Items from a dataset
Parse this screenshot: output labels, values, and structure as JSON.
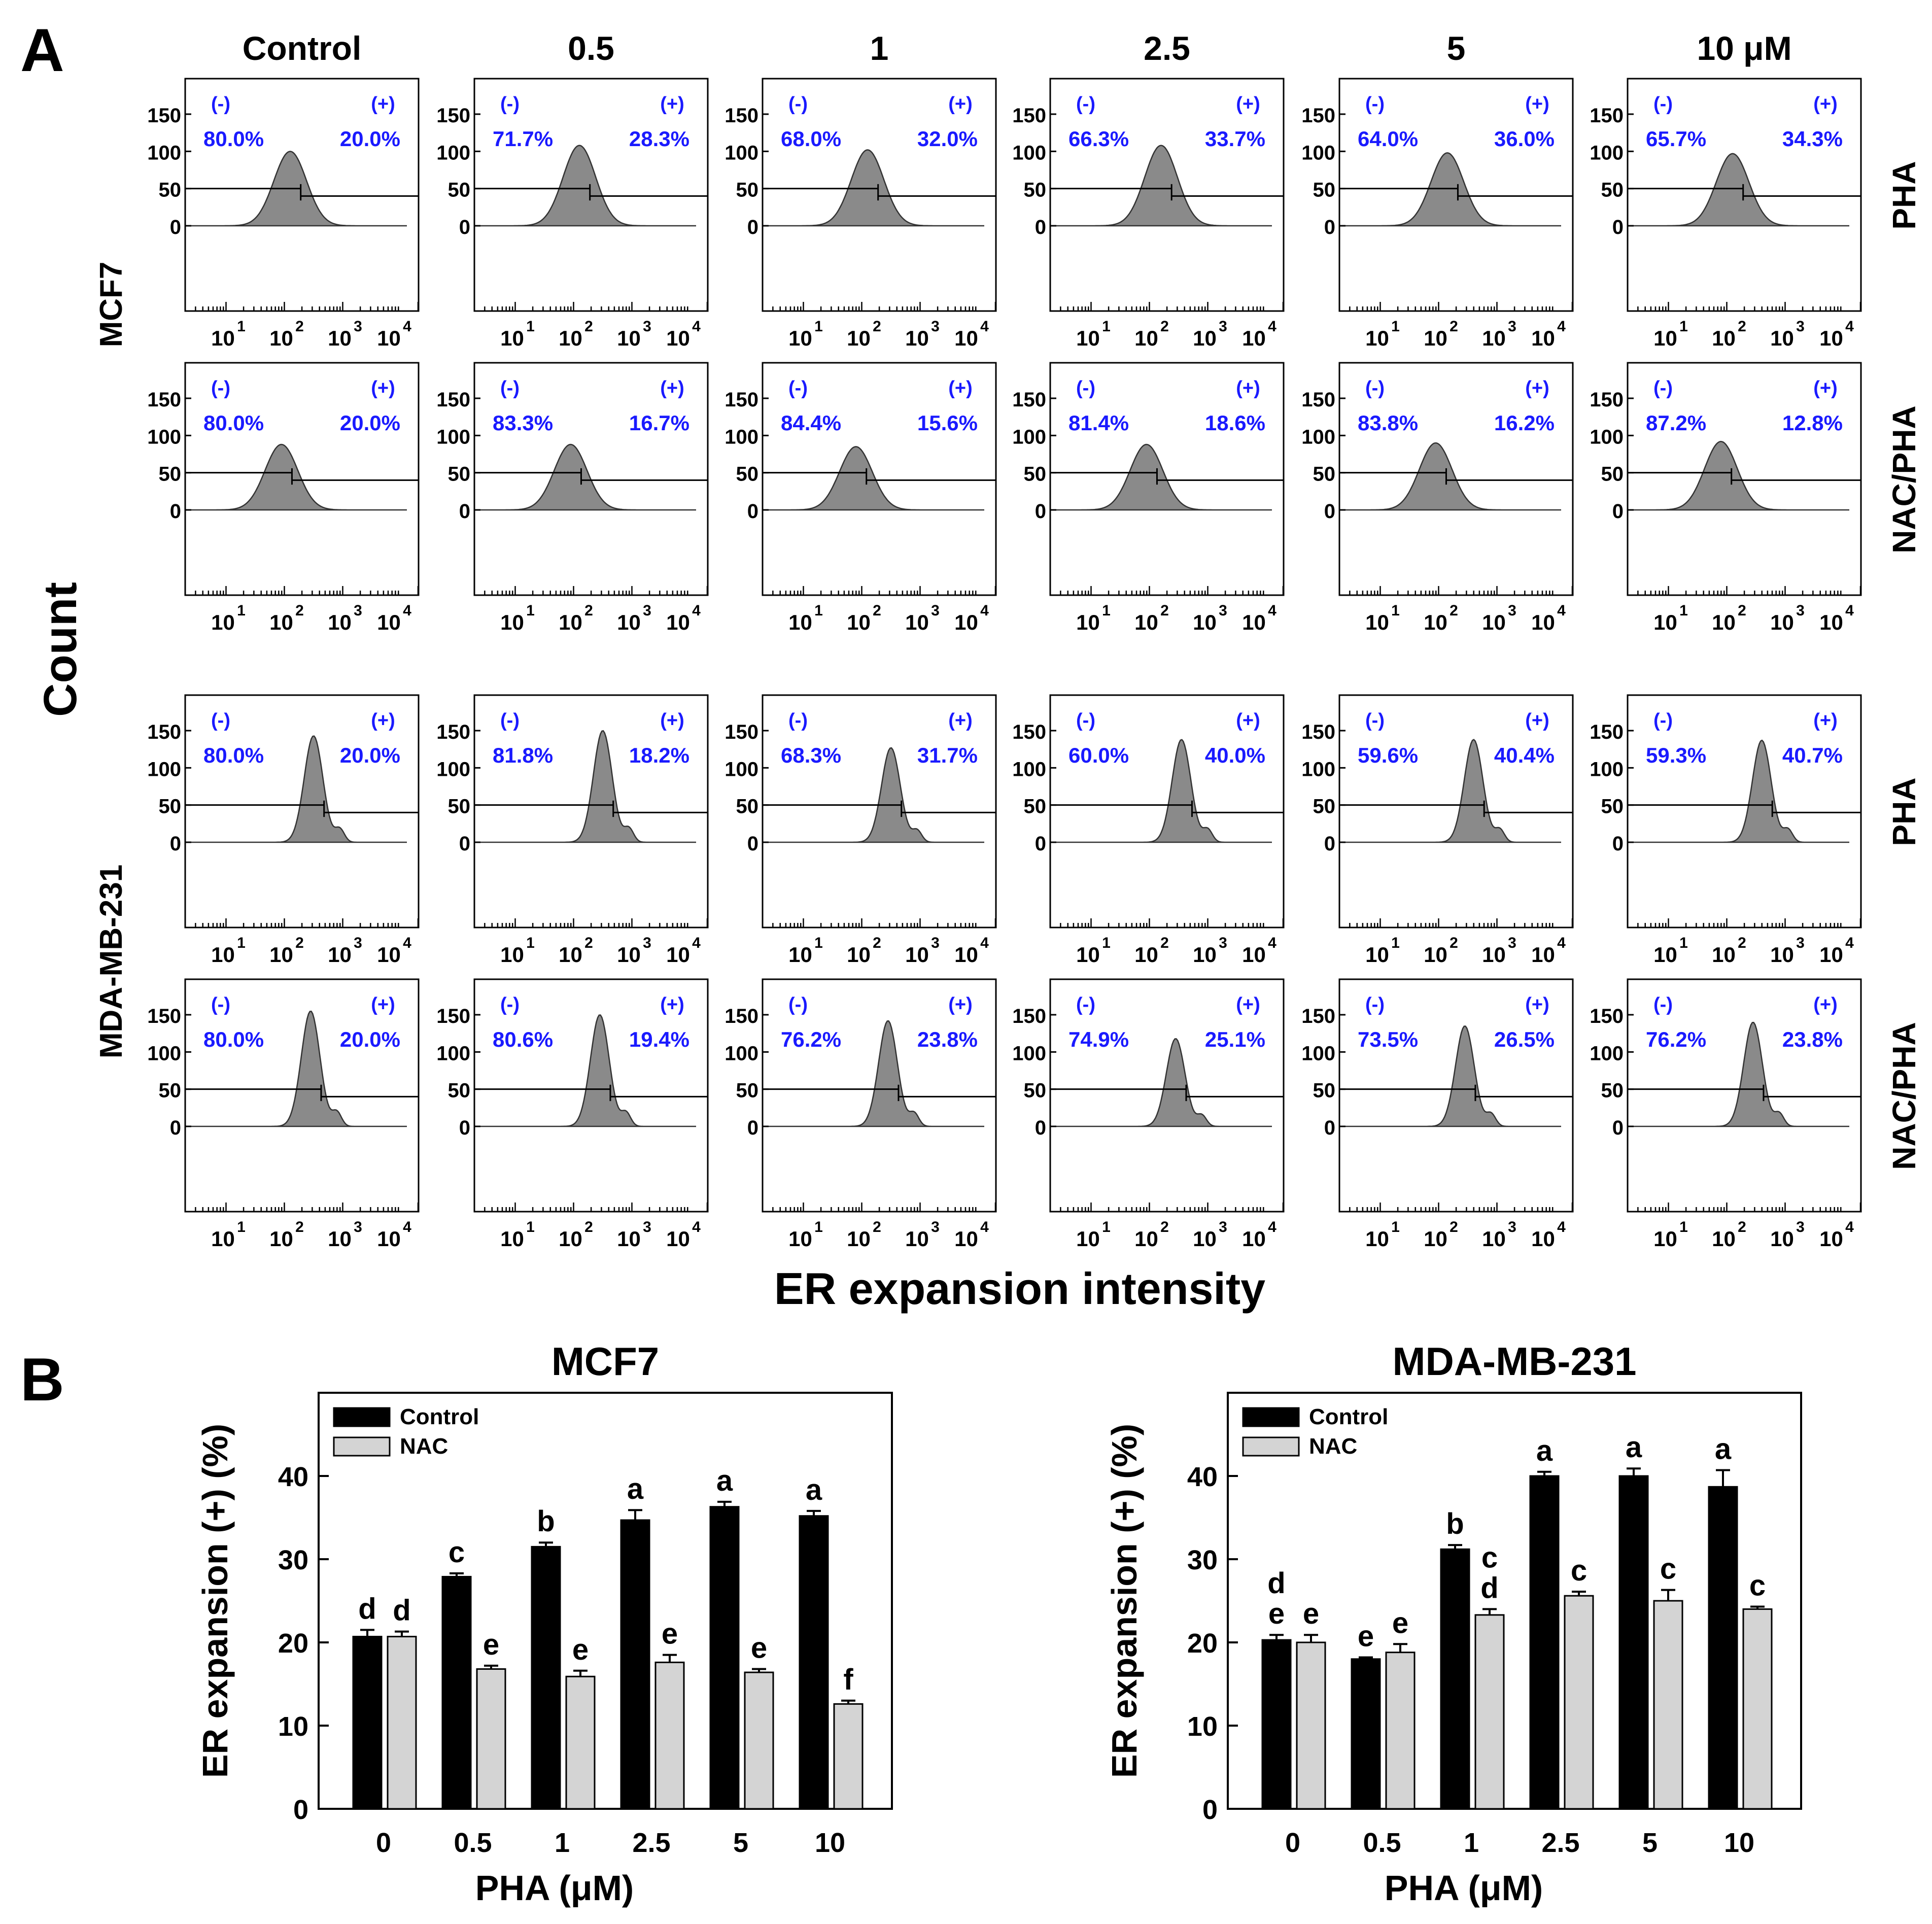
{
  "panel_letters": {
    "a": "A",
    "b": "B"
  },
  "panel_a": {
    "column_headers": [
      "Control",
      "0.5",
      "1",
      "2.5",
      "5",
      "10 μM"
    ],
    "cell_line_labels": [
      "MCF7",
      "MDA-MB-231"
    ],
    "row_treatment_labels": [
      "PHA",
      "NAC/PHA",
      "PHA",
      "NAC/PHA"
    ],
    "y_axis_title": "Count",
    "x_axis_title": "ER expansion intensity",
    "gate_labels": {
      "neg": "(-)",
      "pos": "(+)"
    },
    "percentages": [
      [
        [
          "80.0%",
          "20.0%"
        ],
        [
          "71.7%",
          "28.3%"
        ],
        [
          "68.0%",
          "32.0%"
        ],
        [
          "66.3%",
          "33.7%"
        ],
        [
          "64.0%",
          "36.0%"
        ],
        [
          "65.7%",
          "34.3%"
        ]
      ],
      [
        [
          "80.0%",
          "20.0%"
        ],
        [
          "83.3%",
          "16.7%"
        ],
        [
          "84.4%",
          "15.6%"
        ],
        [
          "81.4%",
          "18.6%"
        ],
        [
          "83.8%",
          "16.2%"
        ],
        [
          "87.2%",
          "12.8%"
        ]
      ],
      [
        [
          "80.0%",
          "20.0%"
        ],
        [
          "81.8%",
          "18.2%"
        ],
        [
          "68.3%",
          "31.7%"
        ],
        [
          "60.0%",
          "40.0%"
        ],
        [
          "59.6%",
          "40.4%"
        ],
        [
          "59.3%",
          "40.7%"
        ]
      ],
      [
        [
          "80.0%",
          "20.0%"
        ],
        [
          "80.6%",
          "19.4%"
        ],
        [
          "76.2%",
          "23.8%"
        ],
        [
          "74.9%",
          "25.1%"
        ],
        [
          "73.5%",
          "26.5%"
        ],
        [
          "76.2%",
          "23.8%"
        ]
      ]
    ],
    "y_ticks": [
      "0",
      "50",
      "100",
      "150"
    ],
    "x_tick_bases": [
      "10",
      "10",
      "10",
      "10"
    ],
    "x_tick_exps": [
      "1",
      "2",
      "3",
      "4"
    ],
    "histogram_peaks": [
      [
        {
          "mu": 2.1,
          "h": 100
        },
        {
          "mu": 2.1,
          "h": 108
        },
        {
          "mu": 2.1,
          "h": 102
        },
        {
          "mu": 2.2,
          "h": 108
        },
        {
          "mu": 2.15,
          "h": 98
        },
        {
          "mu": 2.1,
          "h": 97
        }
      ],
      [
        {
          "mu": 1.95,
          "h": 88
        },
        {
          "mu": 1.95,
          "h": 88
        },
        {
          "mu": 1.9,
          "h": 85
        },
        {
          "mu": 1.95,
          "h": 88
        },
        {
          "mu": 1.95,
          "h": 90
        },
        {
          "mu": 1.9,
          "h": 92
        }
      ],
      [
        {
          "mu": 2.5,
          "h": 143
        },
        {
          "mu": 2.5,
          "h": 150
        },
        {
          "mu": 2.5,
          "h": 127
        },
        {
          "mu": 2.55,
          "h": 138
        },
        {
          "mu": 2.6,
          "h": 138
        },
        {
          "mu": 2.6,
          "h": 137
        }
      ],
      [
        {
          "mu": 2.45,
          "h": 155
        },
        {
          "mu": 2.45,
          "h": 150
        },
        {
          "mu": 2.45,
          "h": 142
        },
        {
          "mu": 2.45,
          "h": 118
        },
        {
          "mu": 2.45,
          "h": 135
        },
        {
          "mu": 2.45,
          "h": 140
        }
      ]
    ]
  },
  "chart_data": [
    {
      "type": "bar",
      "title": "MCF7",
      "xlabel": "PHA (μM)",
      "ylabel": "ER expansion (+) (%)",
      "ylim": [
        0,
        50
      ],
      "yticks": [
        "0",
        "10",
        "20",
        "30",
        "40"
      ],
      "categories": [
        "0",
        "0.5",
        "1",
        "2.5",
        "5",
        "10"
      ],
      "legend": {
        "position": "top-left",
        "entries": [
          "Control",
          "NAC"
        ]
      },
      "series": [
        {
          "name": "Control",
          "color": "#000000",
          "values": [
            20.7,
            27.9,
            31.5,
            34.7,
            36.3,
            35.2
          ],
          "errors": [
            0.8,
            0.4,
            0.5,
            1.2,
            0.6,
            0.6
          ],
          "labels": [
            "d",
            "c",
            "b",
            "a",
            "a",
            "a"
          ]
        },
        {
          "name": "NAC",
          "color": "#d4d4d4",
          "values": [
            20.7,
            16.8,
            15.9,
            17.6,
            16.4,
            12.6
          ],
          "errors": [
            0.6,
            0.4,
            0.7,
            0.9,
            0.4,
            0.4
          ],
          "labels": [
            "d",
            "e",
            "e",
            "e",
            "e",
            "f"
          ]
        }
      ]
    },
    {
      "type": "bar",
      "title": "MDA-MB-231",
      "xlabel": "PHA (μM)",
      "ylabel": "ER expansion (+) (%)",
      "ylim": [
        0,
        50
      ],
      "yticks": [
        "0",
        "10",
        "20",
        "30",
        "40"
      ],
      "categories": [
        "0",
        "0.5",
        "1",
        "2.5",
        "5",
        "10"
      ],
      "legend": {
        "position": "top-left",
        "entries": [
          "Control",
          "NAC"
        ]
      },
      "series": [
        {
          "name": "Control",
          "color": "#000000",
          "values": [
            20.3,
            18.0,
            31.2,
            40.0,
            40.0,
            38.7
          ],
          "errors": [
            0.6,
            0.2,
            0.5,
            0.5,
            0.9,
            2.0
          ],
          "labels": [
            "d\ne",
            "e",
            "b",
            "a",
            "a",
            "a"
          ]
        },
        {
          "name": "NAC",
          "color": "#d4d4d4",
          "values": [
            20.0,
            18.8,
            23.3,
            25.6,
            25.0,
            24.0
          ],
          "errors": [
            0.9,
            1.0,
            0.7,
            0.5,
            1.3,
            0.3
          ],
          "labels": [
            "e",
            "e",
            "c\nd",
            "c",
            "c",
            "c"
          ]
        }
      ]
    }
  ]
}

TASK
Copy out all of the material exactly as written, without its pictures.

OUTPUT OF THE TASK
Parse this screenshot: output labels, values, and structure as JSON.
{
  "panel_letters": {
    "a": "A",
    "b": "B"
  },
  "panel_a": {
    "column_headers": [
      "Control",
      "0.5",
      "1",
      "2.5",
      "5",
      "10 μM"
    ],
    "cell_line_labels": [
      "MCF7",
      "MDA-MB-231"
    ],
    "row_treatment_labels": [
      "PHA",
      "NAC/PHA",
      "PHA",
      "NAC/PHA"
    ],
    "y_axis_title": "Count",
    "x_axis_title": "ER expansion intensity",
    "gate_labels": {
      "neg": "(-)",
      "pos": "(+)"
    },
    "percentages": [
      [
        [
          "80.0%",
          "20.0%"
        ],
        [
          "71.7%",
          "28.3%"
        ],
        [
          "68.0%",
          "32.0%"
        ],
        [
          "66.3%",
          "33.7%"
        ],
        [
          "64.0%",
          "36.0%"
        ],
        [
          "65.7%",
          "34.3%"
        ]
      ],
      [
        [
          "80.0%",
          "20.0%"
        ],
        [
          "83.3%",
          "16.7%"
        ],
        [
          "84.4%",
          "15.6%"
        ],
        [
          "81.4%",
          "18.6%"
        ],
        [
          "83.8%",
          "16.2%"
        ],
        [
          "87.2%",
          "12.8%"
        ]
      ],
      [
        [
          "80.0%",
          "20.0%"
        ],
        [
          "81.8%",
          "18.2%"
        ],
        [
          "68.3%",
          "31.7%"
        ],
        [
          "60.0%",
          "40.0%"
        ],
        [
          "59.6%",
          "40.4%"
        ],
        [
          "59.3%",
          "40.7%"
        ]
      ],
      [
        [
          "80.0%",
          "20.0%"
        ],
        [
          "80.6%",
          "19.4%"
        ],
        [
          "76.2%",
          "23.8%"
        ],
        [
          "74.9%",
          "25.1%"
        ],
        [
          "73.5%",
          "26.5%"
        ],
        [
          "76.2%",
          "23.8%"
        ]
      ]
    ],
    "y_ticks": [
      "0",
      "50",
      "100",
      "150"
    ],
    "x_tick_bases": [
      "10",
      "10",
      "10",
      "10"
    ],
    "x_tick_exps": [
      "1",
      "2",
      "3",
      "4"
    ],
    "histogram_peaks": [
      [
        {
          "mu": 2.1,
          "h": 100
        },
        {
          "mu": 2.1,
          "h": 108
        },
        {
          "mu": 2.1,
          "h": 102
        },
        {
          "mu": 2.2,
          "h": 108
        },
        {
          "mu": 2.15,
          "h": 98
        },
        {
          "mu": 2.1,
          "h": 97
        }
      ],
      [
        {
          "mu": 1.95,
          "h": 88
        },
        {
          "mu": 1.95,
          "h": 88
        },
        {
          "mu": 1.9,
          "h": 85
        },
        {
          "mu": 1.95,
          "h": 88
        },
        {
          "mu": 1.95,
          "h": 90
        },
        {
          "mu": 1.9,
          "h": 92
        }
      ],
      [
        {
          "mu": 2.5,
          "h": 143
        },
        {
          "mu": 2.5,
          "h": 150
        },
        {
          "mu": 2.5,
          "h": 127
        },
        {
          "mu": 2.55,
          "h": 138
        },
        {
          "mu": 2.6,
          "h": 138
        },
        {
          "mu": 2.6,
          "h": 137
        }
      ],
      [
        {
          "mu": 2.45,
          "h": 155
        },
        {
          "mu": 2.45,
          "h": 150
        },
        {
          "mu": 2.45,
          "h": 142
        },
        {
          "mu": 2.45,
          "h": 118
        },
        {
          "mu": 2.45,
          "h": 135
        },
        {
          "mu": 2.45,
          "h": 140
        }
      ]
    ]
  },
  "chart_data": [
    {
      "type": "bar",
      "title": "MCF7",
      "xlabel": "PHA (μM)",
      "ylabel": "ER expansion (+) (%)",
      "ylim": [
        0,
        50
      ],
      "yticks": [
        "0",
        "10",
        "20",
        "30",
        "40"
      ],
      "categories": [
        "0",
        "0.5",
        "1",
        "2.5",
        "5",
        "10"
      ],
      "legend": {
        "position": "top-left",
        "entries": [
          "Control",
          "NAC"
        ]
      },
      "series": [
        {
          "name": "Control",
          "color": "#000000",
          "values": [
            20.7,
            27.9,
            31.5,
            34.7,
            36.3,
            35.2
          ],
          "errors": [
            0.8,
            0.4,
            0.5,
            1.2,
            0.6,
            0.6
          ],
          "labels": [
            "d",
            "c",
            "b",
            "a",
            "a",
            "a"
          ]
        },
        {
          "name": "NAC",
          "color": "#d4d4d4",
          "values": [
            20.7,
            16.8,
            15.9,
            17.6,
            16.4,
            12.6
          ],
          "errors": [
            0.6,
            0.4,
            0.7,
            0.9,
            0.4,
            0.4
          ],
          "labels": [
            "d",
            "e",
            "e",
            "e",
            "e",
            "f"
          ]
        }
      ]
    },
    {
      "type": "bar",
      "title": "MDA-MB-231",
      "xlabel": "PHA (μM)",
      "ylabel": "ER expansion (+) (%)",
      "ylim": [
        0,
        50
      ],
      "yticks": [
        "0",
        "10",
        "20",
        "30",
        "40"
      ],
      "categories": [
        "0",
        "0.5",
        "1",
        "2.5",
        "5",
        "10"
      ],
      "legend": {
        "position": "top-left",
        "entries": [
          "Control",
          "NAC"
        ]
      },
      "series": [
        {
          "name": "Control",
          "color": "#000000",
          "values": [
            20.3,
            18.0,
            31.2,
            40.0,
            40.0,
            38.7
          ],
          "errors": [
            0.6,
            0.2,
            0.5,
            0.5,
            0.9,
            2.0
          ],
          "labels": [
            "d\ne",
            "e",
            "b",
            "a",
            "a",
            "a"
          ]
        },
        {
          "name": "NAC",
          "color": "#d4d4d4",
          "values": [
            20.0,
            18.8,
            23.3,
            25.6,
            25.0,
            24.0
          ],
          "errors": [
            0.9,
            1.0,
            0.7,
            0.5,
            1.3,
            0.3
          ],
          "labels": [
            "e",
            "e",
            "c\nd",
            "c",
            "c",
            "c"
          ]
        }
      ]
    }
  ]
}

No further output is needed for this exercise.